◆ **Records for the exercise**:
==================================================
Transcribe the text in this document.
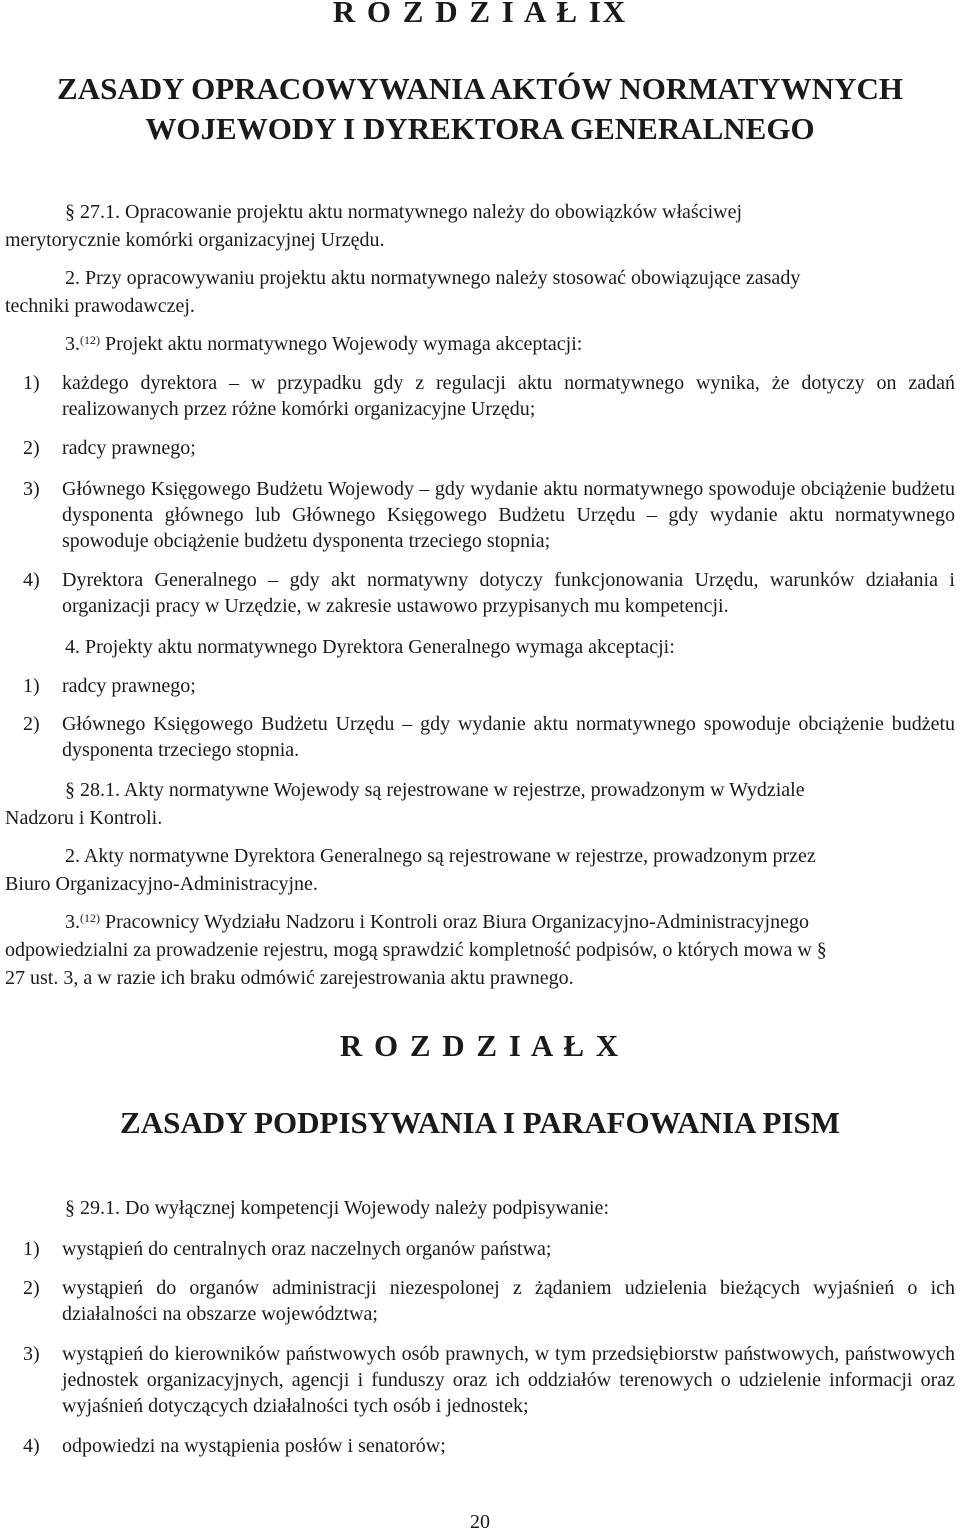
R O Z D Z I A Ł IX
ZASADY OPRACOWYWANIA AKTÓW NORMATYWNYCH
WOJEWODY I DYREKTORA GENERALNEGO
§ 27.1. Opracowanie projektu aktu normatywnego należy do obowiązków właściwej
merytorycznie komórki organizacyjnej Urzędu.
2. Przy opracowywaniu projektu aktu normatywnego należy stosować obowiązujące zasady
techniki prawodawczej.
3.$^{(12)}$ Projekt aktu normatywnego Wojewody wymaga akceptacji:
1) każdego dyrektora – w przypadku gdy z regulacji aktu normatywnego wynika, że dotyczy on zadań realizowanych przez różne komórki organizacyjne Urzędu;
2) radcy prawnego;
3) Głównego Księgowego Budżetu Wojewody – gdy wydanie aktu normatywnego spowoduje obciążenie budżetu dysponenta głównego lub Głównego Księgowego Budżetu Urzędu – gdy wydanie aktu normatywnego spowoduje obciążenie budżetu dysponenta trzeciego stopnia;
4) Dyrektora Generalnego – gdy akt normatywny dotyczy funkcjonowania Urzędu, warunków działania i organizacji pracy w Urzędzie, w zakresie ustawowo przypisanych mu kompetencji.
4. Projekty aktu normatywnego Dyrektora Generalnego wymaga akceptacji:
1) radcy prawnego;
2) Głównego Księgowego Budżetu Urzędu – gdy wydanie aktu normatywnego spowoduje obciążenie budżetu dysponenta trzeciego stopnia.
§ 28.1. Akty normatywne Wojewody są rejestrowane w rejestrze, prowadzonym w Wydziale
Nadzoru i Kontroli.
2. Akty normatywne Dyrektora Generalnego są rejestrowane w rejestrze, prowadzonym przez
Biuro Organizacyjno-Administracyjne.
3.$^{(12)}$ Pracownicy Wydziału Nadzoru i Kontroli oraz Biura Organizacyjno-Administracyjnego
odpowiedzialni za prowadzenie rejestru, mogą sprawdzić kompletność podpisów, o których mowa w §
27 ust. 3, a w razie ich braku odmówić zarejestrowania aktu prawnego.
R O Z D Z I A Ł X
ZASADY PODPISYWANIA I PARAFOWANIA PISM
§ 29.1. Do wyłącznej kompetencji Wojewody należy podpisywanie:
1) wystąpień do centralnych oraz naczelnych organów państwa;
2) wystąpień do organów administracji niezespolonej z żądaniem udzielenia bieżących wyjaśnień o ich działalności na obszarze województwa;
3) wystąpień do kierowników państwowych osób prawnych, w tym przedsiębiorstw państwowych, państwowych jednostek organizacyjnych, agencji i funduszy oraz ich oddziałów terenowych o udzielenie informacji oraz wyjaśnień dotyczących działalności tych osób i jednostek;
4) odpowiedzi na wystąpienia posłów i senatorów;
20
==================================================
◆ **Directions**:
Take each line containing the string "projektu" and copy it out.

◆ **Written response**:
§ 27.1. Opracowanie projektu aktu normatywnego należy do obowiązków właściwej
2. Przy opracowywaniu projektu aktu normatywnego należy stosować obowiązujące zasady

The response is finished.